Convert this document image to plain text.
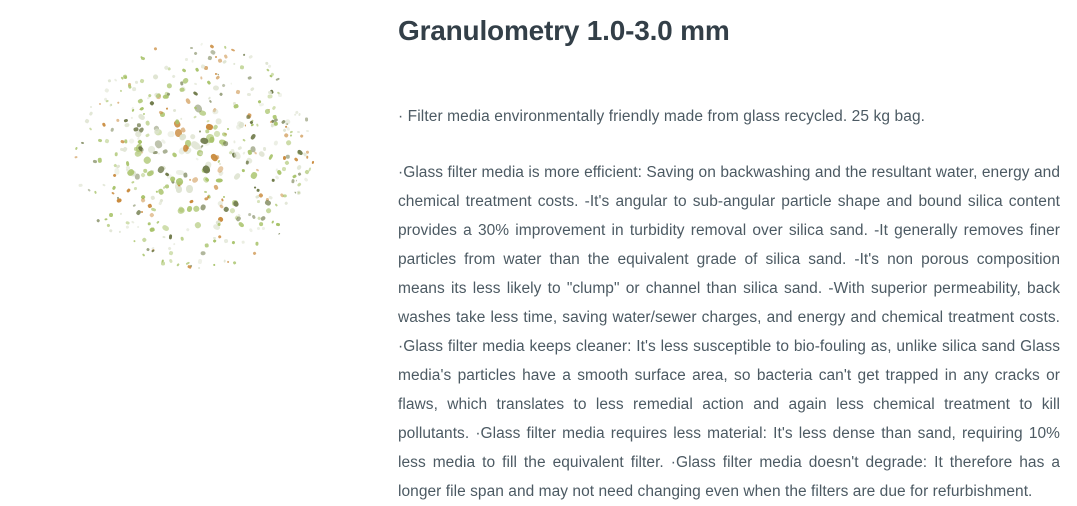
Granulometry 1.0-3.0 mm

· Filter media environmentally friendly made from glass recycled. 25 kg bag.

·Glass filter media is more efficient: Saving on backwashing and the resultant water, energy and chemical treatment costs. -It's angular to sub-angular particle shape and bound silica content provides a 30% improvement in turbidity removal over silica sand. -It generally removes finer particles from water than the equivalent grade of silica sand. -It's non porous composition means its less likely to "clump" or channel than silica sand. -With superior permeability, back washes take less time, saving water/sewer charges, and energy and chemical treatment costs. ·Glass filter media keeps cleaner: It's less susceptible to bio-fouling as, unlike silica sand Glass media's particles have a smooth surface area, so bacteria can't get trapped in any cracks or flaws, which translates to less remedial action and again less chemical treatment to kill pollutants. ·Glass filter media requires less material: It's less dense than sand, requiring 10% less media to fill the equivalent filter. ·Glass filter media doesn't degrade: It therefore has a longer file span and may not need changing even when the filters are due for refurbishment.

* * *

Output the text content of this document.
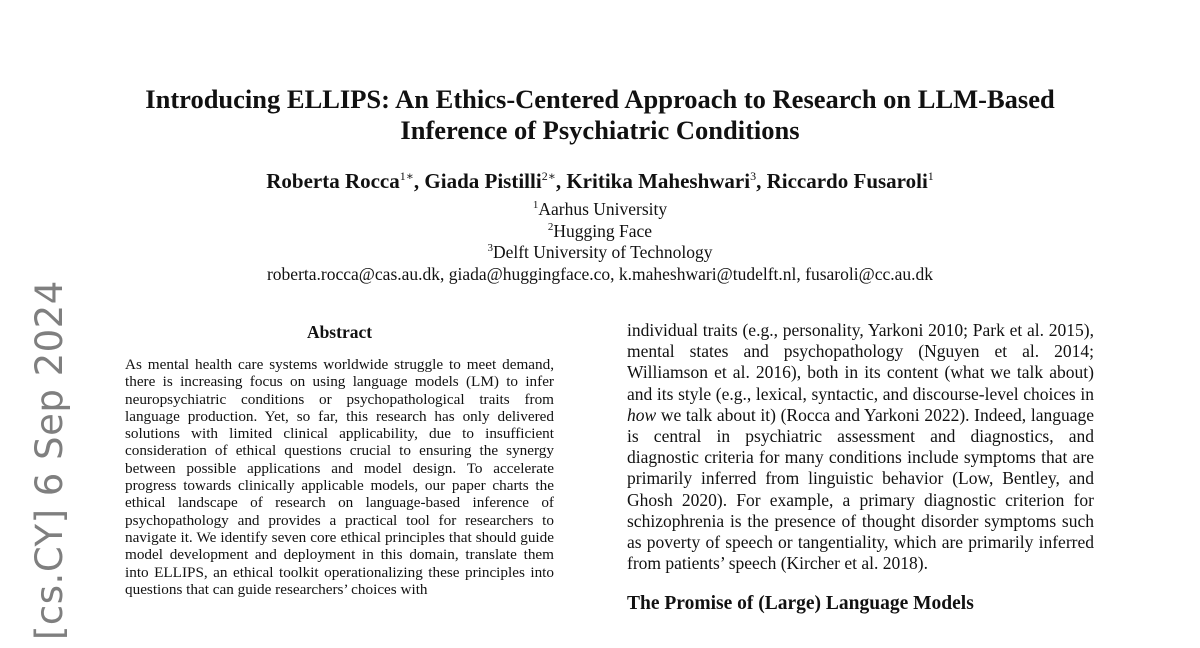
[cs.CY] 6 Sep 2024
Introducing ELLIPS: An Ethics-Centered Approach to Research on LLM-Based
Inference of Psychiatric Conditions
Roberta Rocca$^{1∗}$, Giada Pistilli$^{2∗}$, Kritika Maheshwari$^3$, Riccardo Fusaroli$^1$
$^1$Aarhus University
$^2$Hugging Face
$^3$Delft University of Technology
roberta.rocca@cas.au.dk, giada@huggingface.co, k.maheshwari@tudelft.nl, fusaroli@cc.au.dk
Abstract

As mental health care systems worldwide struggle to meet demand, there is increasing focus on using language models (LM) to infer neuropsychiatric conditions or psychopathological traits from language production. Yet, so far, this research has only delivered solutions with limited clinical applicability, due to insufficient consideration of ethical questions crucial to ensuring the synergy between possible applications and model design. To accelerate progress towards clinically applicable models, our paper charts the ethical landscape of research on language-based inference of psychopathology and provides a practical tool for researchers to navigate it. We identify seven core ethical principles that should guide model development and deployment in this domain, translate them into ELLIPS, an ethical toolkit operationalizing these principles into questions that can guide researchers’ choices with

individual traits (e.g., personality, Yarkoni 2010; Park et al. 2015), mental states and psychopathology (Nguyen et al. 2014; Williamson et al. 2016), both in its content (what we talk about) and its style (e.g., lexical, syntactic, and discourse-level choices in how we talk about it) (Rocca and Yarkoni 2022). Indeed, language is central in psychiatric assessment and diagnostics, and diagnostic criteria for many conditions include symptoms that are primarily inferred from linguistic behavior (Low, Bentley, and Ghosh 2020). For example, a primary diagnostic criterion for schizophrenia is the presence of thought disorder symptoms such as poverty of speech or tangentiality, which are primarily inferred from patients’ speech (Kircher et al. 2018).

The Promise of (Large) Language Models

==

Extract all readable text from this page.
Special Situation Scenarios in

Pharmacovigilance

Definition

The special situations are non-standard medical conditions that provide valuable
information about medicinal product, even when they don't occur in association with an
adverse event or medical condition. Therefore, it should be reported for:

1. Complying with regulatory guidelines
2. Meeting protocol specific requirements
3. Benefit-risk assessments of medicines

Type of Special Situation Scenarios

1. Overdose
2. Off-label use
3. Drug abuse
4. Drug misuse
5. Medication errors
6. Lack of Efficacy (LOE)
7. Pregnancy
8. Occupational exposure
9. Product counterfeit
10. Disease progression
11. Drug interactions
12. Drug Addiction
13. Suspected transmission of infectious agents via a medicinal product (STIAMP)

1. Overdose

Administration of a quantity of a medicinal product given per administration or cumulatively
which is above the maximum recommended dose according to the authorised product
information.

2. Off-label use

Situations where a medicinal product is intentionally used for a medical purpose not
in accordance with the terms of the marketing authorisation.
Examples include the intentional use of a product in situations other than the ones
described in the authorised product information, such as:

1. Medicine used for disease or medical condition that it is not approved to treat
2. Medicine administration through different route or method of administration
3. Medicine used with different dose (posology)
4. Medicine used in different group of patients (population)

WORK REQUEST:
Every line in the material above that has the word "medical" should be copied.

EXERCISE ANSWER:
The special situations are non-standard medical conditions that provide valuable
adverse event or medical condition. Therefore, it should be reported for:
Situations where a medicinal product is intentionally used for a medical purpose not
1. Medicine used for disease or medical condition that it is not approved to treat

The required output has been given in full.